**Set task**:
Make an exact copy of the listing below.

**Records provided**:
···
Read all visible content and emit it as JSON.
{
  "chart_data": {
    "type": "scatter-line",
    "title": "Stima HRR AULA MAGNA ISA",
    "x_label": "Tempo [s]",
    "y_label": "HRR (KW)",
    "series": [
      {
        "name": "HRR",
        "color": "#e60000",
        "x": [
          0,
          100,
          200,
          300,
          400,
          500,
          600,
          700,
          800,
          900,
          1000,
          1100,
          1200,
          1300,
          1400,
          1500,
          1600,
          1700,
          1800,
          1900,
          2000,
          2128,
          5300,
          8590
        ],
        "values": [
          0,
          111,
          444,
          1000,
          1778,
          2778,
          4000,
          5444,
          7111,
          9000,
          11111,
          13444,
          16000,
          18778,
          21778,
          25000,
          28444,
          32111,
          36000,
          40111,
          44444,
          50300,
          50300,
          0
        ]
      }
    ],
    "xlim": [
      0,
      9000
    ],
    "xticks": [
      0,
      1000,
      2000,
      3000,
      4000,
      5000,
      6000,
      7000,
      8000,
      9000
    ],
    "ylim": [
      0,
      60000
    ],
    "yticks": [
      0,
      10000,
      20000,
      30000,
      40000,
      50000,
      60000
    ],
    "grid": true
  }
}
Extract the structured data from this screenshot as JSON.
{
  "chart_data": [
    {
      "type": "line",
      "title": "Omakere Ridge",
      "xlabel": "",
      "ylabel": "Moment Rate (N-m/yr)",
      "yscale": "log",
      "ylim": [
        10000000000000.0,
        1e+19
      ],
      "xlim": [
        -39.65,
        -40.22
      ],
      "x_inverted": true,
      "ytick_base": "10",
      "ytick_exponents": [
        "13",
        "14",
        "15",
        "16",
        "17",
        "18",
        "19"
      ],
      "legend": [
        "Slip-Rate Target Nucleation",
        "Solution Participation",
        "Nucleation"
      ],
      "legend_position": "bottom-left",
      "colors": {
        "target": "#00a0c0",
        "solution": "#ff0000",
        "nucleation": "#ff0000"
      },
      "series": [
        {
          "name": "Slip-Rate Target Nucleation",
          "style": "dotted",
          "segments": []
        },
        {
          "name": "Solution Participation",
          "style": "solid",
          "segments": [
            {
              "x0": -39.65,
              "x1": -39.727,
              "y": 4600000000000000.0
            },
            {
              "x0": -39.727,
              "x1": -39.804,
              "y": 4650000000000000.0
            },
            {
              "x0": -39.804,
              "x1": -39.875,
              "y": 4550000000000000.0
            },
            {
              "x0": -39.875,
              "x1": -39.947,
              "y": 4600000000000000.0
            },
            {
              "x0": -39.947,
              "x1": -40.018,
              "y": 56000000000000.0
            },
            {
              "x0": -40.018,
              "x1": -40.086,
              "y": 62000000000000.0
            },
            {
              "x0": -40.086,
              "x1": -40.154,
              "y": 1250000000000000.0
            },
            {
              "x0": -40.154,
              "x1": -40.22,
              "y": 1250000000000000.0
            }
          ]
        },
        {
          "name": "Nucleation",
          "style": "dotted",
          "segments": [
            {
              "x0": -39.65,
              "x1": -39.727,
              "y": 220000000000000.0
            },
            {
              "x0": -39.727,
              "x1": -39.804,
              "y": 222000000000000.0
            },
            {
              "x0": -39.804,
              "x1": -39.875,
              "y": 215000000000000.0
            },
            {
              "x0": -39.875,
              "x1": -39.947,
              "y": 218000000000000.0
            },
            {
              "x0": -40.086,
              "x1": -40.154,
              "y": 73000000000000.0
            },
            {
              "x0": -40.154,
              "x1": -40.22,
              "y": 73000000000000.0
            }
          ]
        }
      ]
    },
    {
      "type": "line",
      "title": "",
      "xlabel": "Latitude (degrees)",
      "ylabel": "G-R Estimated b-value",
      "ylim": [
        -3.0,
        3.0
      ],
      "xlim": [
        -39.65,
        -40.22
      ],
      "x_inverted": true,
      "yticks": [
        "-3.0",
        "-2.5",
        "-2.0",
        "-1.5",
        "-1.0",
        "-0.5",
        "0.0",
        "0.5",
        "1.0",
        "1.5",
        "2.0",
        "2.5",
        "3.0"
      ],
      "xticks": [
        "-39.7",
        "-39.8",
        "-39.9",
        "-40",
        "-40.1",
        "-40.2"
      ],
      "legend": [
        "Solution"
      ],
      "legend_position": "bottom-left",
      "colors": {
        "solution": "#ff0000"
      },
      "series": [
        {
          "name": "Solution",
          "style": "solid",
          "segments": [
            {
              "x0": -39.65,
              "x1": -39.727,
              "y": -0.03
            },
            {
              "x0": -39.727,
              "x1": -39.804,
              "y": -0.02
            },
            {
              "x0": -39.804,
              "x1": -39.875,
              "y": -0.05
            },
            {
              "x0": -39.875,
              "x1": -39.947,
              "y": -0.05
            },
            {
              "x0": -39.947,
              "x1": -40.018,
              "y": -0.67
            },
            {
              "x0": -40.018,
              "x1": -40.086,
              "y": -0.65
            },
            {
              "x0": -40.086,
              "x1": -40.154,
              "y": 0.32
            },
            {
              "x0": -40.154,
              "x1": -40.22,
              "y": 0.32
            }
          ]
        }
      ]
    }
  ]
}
···
**Solved problem**:
Read all visible content and emit it as JSON.
{
  "chart_data": {
    "type": "scatter-line",
    "title": "Stima HRR AULA MAGNA ISA",
    "x_label": "Tempo [s]",
    "y_label": "HRR (KW)",
    "series": [
      {
        "name": "HRR",
        "color": "#e60000",
        "x": [
          0,
          100,
          200,
          300,
          400,
          500,
          600,
          700,
          800,
          900,
          1000,
          1100,
          1200,
          1300,
          1400,
          1500,
          1600,
          1700,
          1800,
          1900,
          2000,
          2128,
          5300,
          8590
        ],
        "values": [
          0,
          111,
          444,
          1000,
          1778,
          2778,
          4000,
          5444,
          7111,
          9000,
          11111,
          13444,
          16000,
          18778,
          21778,
          25000,
          28444,
          32111,
          36000,
          40111,
          44444,
          50300,
          50300,
          0
        ]
      }
    ],
    "xlim": [
      0,
      9000
    ],
    "xticks": [
      0,
      1000,
      2000,
      3000,
      4000,
      5000,
      6000,
      7000,
      8000,
      9000
    ],
    "ylim": [
      0,
      60000
    ],
    "yticks": [
      0,
      10000,
      20000,
      30000,
      40000,
      50000,
      60000
    ],
    "grid": true
  }
}
Extract the structured data from this screenshot as JSON.
{
  "chart_data": [
    {
      "type": "line",
      "title": "Omakere Ridge",
      "xlabel": "",
      "ylabel": "Moment Rate (N-m/yr)",
      "yscale": "log",
      "ylim": [
        10000000000000.0,
        1e+19
      ],
      "xlim": [
        -39.65,
        -40.22
      ],
      "x_inverted": true,
      "ytick_base": "10",
      "ytick_exponents": [
        "13",
        "14",
        "15",
        "16",
        "17",
        "18",
        "19"
      ],
      "legend": [
        "Slip-Rate Target Nucleation",
        "Solution Participation",
        "Nucleation"
      ],
      "legend_position": "bottom-left",
      "colors": {
        "target": "#00a0c0",
        "solution": "#ff0000",
        "nucleation": "#ff0000"
      },
      "series": [
        {
          "name": "Slip-Rate Target Nucleation",
          "style": "dotted",
          "segments": []
        },
        {
          "name": "Solution Participation",
          "style": "solid",
          "segments": [
            {
              "x0": -39.65,
              "x1": -39.727,
              "y": 4600000000000000.0
            },
            {
              "x0": -39.727,
              "x1": -39.804,
              "y": 4650000000000000.0
            },
            {
              "x0": -39.804,
              "x1": -39.875,
              "y": 4550000000000000.0
            },
            {
              "x0": -39.875,
              "x1": -39.947,
              "y": 4600000000000000.0
            },
            {
              "x0": -39.947,
              "x1": -40.018,
              "y": 56000000000000.0
            },
            {
              "x0": -40.018,
              "x1": -40.086,
              "y": 62000000000000.0
            },
            {
              "x0": -40.086,
              "x1": -40.154,
              "y": 1250000000000000.0
            },
            {
              "x0": -40.154,
              "x1": -40.22,
              "y": 1250000000000000.0
            }
          ]
        },
        {
          "name": "Nucleation",
          "style": "dotted",
          "segments": [
            {
              "x0": -39.65,
              "x1": -39.727,
              "y": 220000000000000.0
            },
            {
              "x0": -39.727,
              "x1": -39.804,
              "y": 222000000000000.0
            },
            {
              "x0": -39.804,
              "x1": -39.875,
              "y": 215000000000000.0
            },
            {
              "x0": -39.875,
              "x1": -39.947,
              "y": 218000000000000.0
            },
            {
              "x0": -40.086,
              "x1": -40.154,
              "y": 73000000000000.0
            },
            {
              "x0": -40.154,
              "x1": -40.22,
              "y": 73000000000000.0
            }
          ]
        }
      ]
    },
    {
      "type": "line",
      "title": "",
      "xlabel": "Latitude (degrees)",
      "ylabel": "G-R Estimated b-value",
      "ylim": [
        -3.0,
        3.0
      ],
      "xlim": [
        -39.65,
        -40.22
      ],
      "x_inverted": true,
      "yticks": [
        "-3.0",
        "-2.5",
        "-2.0",
        "-1.5",
        "-1.0",
        "-0.5",
        "0.0",
        "0.5",
        "1.0",
        "1.5",
        "2.0",
        "2.5",
        "3.0"
      ],
      "xticks": [
        "-39.7",
        "-39.8",
        "-39.9",
        "-40",
        "-40.1",
        "-40.2"
      ],
      "legend": [
        "Solution"
      ],
      "legend_position": "bottom-left",
      "colors": {
        "solution": "#ff0000"
      },
      "series": [
        {
          "name": "Solution",
          "style": "solid",
          "segments": [
            {
              "x0": -39.65,
              "x1": -39.727,
              "y": -0.03
            },
            {
              "x0": -39.727,
              "x1": -39.804,
              "y": -0.02
            },
            {
              "x0": -39.804,
              "x1": -39.875,
              "y": -0.05
            },
            {
              "x0": -39.875,
              "x1": -39.947,
              "y": -0.05
            },
            {
              "x0": -39.947,
              "x1": -40.018,
              "y": -0.67
            },
            {
              "x0": -40.018,
              "x1": -40.086,
              "y": -0.65
            },
            {
              "x0": -40.086,
              "x1": -40.154,
              "y": 0.32
            },
            {
              "x0": -40.154,
              "x1": -40.22,
              "y": 0.32
            }
          ]
        }
      ]
    }
  ]
}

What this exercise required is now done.